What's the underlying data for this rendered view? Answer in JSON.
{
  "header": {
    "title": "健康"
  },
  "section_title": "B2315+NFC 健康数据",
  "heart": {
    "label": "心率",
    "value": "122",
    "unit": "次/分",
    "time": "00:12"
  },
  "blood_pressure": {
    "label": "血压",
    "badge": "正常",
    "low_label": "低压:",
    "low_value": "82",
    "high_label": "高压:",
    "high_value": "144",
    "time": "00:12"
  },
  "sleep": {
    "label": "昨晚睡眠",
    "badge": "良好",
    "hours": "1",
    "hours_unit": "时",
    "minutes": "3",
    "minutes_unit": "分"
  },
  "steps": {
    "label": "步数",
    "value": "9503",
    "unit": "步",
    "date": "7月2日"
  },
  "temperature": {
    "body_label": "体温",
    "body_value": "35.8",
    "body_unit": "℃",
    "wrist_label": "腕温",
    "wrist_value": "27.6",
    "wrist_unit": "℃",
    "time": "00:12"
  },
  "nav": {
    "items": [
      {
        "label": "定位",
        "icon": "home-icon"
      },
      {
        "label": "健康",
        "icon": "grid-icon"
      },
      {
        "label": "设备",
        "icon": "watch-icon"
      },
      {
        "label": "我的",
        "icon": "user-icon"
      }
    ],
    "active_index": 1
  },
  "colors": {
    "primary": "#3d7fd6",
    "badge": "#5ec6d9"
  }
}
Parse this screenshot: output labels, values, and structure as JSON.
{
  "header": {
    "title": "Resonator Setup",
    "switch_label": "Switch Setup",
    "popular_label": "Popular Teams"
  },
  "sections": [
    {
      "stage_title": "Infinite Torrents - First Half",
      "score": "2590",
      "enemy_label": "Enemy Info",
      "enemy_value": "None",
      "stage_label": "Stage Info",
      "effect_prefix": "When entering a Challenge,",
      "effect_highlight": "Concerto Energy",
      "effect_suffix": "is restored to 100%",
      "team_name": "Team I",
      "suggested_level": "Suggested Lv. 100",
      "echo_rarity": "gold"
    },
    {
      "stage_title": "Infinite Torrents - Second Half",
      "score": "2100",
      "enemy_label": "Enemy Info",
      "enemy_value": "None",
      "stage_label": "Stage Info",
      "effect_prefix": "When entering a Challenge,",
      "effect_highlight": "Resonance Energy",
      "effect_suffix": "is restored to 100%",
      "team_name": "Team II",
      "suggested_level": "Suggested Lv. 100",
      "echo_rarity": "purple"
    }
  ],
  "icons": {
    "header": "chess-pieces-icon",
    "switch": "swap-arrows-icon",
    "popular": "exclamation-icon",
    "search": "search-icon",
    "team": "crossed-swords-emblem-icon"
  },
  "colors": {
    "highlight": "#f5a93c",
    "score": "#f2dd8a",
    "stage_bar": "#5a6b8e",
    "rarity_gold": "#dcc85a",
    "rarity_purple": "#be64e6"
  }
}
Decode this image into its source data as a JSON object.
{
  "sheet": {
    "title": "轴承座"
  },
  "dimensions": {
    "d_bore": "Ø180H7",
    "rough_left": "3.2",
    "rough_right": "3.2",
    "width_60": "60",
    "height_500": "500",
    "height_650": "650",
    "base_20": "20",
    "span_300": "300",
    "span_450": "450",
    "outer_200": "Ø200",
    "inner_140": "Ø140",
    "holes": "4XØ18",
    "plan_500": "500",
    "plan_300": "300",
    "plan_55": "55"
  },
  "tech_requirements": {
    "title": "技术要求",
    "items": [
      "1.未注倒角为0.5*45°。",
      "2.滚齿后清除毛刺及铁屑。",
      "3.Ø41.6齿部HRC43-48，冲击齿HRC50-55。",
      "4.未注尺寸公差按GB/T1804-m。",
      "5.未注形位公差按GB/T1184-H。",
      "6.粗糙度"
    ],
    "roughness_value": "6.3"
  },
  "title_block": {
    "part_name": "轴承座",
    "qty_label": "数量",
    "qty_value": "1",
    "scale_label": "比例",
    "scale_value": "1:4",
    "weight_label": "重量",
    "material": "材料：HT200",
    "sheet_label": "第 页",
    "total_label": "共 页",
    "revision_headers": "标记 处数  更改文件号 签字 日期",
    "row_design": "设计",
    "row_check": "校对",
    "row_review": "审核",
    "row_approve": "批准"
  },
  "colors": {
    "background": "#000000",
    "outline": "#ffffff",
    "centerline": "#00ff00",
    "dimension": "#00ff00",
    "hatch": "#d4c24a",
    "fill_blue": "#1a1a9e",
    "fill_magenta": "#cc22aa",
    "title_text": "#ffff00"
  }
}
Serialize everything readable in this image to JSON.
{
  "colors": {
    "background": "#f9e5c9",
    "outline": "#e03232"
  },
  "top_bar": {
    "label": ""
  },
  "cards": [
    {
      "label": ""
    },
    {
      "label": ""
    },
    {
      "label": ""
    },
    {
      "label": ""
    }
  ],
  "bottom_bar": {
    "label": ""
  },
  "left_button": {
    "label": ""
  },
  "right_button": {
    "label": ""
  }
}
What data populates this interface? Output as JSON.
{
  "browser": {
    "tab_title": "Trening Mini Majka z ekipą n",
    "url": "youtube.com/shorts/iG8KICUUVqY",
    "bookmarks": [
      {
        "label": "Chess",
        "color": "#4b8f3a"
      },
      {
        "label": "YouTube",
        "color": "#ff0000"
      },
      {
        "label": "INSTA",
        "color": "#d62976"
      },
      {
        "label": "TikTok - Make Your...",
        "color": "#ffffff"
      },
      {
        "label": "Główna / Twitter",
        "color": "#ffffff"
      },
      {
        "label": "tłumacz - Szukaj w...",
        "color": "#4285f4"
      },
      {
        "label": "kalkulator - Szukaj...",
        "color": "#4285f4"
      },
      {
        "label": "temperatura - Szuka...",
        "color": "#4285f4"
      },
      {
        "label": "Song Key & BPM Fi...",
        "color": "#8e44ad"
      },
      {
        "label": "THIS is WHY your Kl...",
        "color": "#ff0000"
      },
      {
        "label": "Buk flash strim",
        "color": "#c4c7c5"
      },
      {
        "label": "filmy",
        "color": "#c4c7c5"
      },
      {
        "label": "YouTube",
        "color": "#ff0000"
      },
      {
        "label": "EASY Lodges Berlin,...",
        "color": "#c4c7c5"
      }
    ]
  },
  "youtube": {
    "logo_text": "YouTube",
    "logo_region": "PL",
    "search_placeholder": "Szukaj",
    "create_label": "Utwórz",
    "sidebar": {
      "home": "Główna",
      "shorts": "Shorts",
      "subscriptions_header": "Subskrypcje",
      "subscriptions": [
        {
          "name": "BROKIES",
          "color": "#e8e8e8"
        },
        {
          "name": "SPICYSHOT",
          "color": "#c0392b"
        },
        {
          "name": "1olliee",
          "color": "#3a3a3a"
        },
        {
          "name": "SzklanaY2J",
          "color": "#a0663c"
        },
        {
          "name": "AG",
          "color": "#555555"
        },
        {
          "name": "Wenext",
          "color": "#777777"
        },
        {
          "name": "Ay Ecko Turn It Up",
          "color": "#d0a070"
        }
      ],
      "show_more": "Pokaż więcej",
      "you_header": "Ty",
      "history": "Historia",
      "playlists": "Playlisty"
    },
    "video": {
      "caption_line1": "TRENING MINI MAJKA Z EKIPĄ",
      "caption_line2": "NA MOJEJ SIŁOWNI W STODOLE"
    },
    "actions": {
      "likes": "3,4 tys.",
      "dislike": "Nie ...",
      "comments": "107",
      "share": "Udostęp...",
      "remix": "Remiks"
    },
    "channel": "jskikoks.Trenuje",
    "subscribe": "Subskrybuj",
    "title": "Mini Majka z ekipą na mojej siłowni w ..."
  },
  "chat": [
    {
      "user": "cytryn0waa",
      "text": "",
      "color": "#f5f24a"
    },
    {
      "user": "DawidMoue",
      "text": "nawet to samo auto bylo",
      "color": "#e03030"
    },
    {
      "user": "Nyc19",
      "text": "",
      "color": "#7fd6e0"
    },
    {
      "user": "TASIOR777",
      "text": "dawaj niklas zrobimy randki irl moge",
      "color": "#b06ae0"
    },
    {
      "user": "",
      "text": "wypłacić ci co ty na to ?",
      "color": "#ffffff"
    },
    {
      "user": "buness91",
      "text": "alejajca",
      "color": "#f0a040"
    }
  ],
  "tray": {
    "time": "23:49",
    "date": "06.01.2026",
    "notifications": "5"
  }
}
■ ■ ■ ■ ■
WRITTEN REQUEST: In the material above, how many lines hold the word "background"? Say only the number.

ANSWER IN FULL: 2